• [Exercise goal]:
Each record below is to be reproduced without any change.

— begin Data provided —

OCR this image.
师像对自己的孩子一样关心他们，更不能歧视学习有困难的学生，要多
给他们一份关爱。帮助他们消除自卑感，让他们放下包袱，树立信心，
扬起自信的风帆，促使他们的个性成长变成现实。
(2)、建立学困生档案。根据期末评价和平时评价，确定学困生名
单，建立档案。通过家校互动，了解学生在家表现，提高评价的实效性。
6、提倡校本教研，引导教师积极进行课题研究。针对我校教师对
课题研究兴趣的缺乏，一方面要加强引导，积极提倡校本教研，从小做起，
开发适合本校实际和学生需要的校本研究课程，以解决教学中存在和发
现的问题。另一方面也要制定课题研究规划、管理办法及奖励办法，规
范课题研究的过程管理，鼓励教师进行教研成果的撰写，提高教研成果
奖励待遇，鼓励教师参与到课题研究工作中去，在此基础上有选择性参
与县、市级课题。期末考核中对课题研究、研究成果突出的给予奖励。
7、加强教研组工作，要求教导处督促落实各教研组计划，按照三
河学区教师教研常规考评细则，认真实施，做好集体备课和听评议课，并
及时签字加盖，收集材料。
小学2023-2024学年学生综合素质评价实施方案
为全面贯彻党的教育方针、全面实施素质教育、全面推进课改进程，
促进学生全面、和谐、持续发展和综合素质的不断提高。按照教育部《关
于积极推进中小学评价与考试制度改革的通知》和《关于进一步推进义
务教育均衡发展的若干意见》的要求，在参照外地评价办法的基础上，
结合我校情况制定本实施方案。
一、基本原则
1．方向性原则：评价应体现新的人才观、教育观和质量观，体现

— end Data provided —

• [Expected answer]:
OCR this image.
师像对自己的孩子一样关心他们，更不能歧视学习有困难的学生，要多
给他们一份关爱。帮助他们消除自卑感，让他们放下包袱，树立信心，
扬起自信的风帆，促使他们的个性成长变成现实。
(2)、建立学困生档案。根据期末评价和平时评价，确定学困生名
单，建立档案。通过家校互动，了解学生在家表现，提高评价的实效性。
6、提倡校本教研，引导教师积极进行课题研究。针对我校教师对
课题研究兴趣的缺乏，一方面要加强引导，积极提倡校本教研，从小做起，
开发适合本校实际和学生需要的校本研究课程，以解决教学中存在和发
现的问题。另一方面也要制定课题研究规划、管理办法及奖励办法，规
范课题研究的过程管理，鼓励教师进行教研成果的撰写，提高教研成果
奖励待遇，鼓励教师参与到课题研究工作中去，在此基础上有选择性参
与县、市级课题。期末考核中对课题研究、研究成果突出的给予奖励。
7、加强教研组工作，要求教导处督促落实各教研组计划，按照三
河学区教师教研常规考评细则，认真实施，做好集体备课和听评议课，并
及时签字加盖，收集材料。
小学2023-2024学年学生综合素质评价实施方案
为全面贯彻党的教育方针、全面实施素质教育、全面推进课改进程，
促进学生全面、和谐、持续发展和综合素质的不断提高。按照教育部《关
于积极推进中小学评价与考试制度改革的通知》和《关于进一步推进义
务教育均衡发展的若干意见》的要求，在参照外地评价办法的基础上，
结合我校情况制定本实施方案。
一、基本原则
1．方向性原则：评价应体现新的人才观、教育观和质量观，体现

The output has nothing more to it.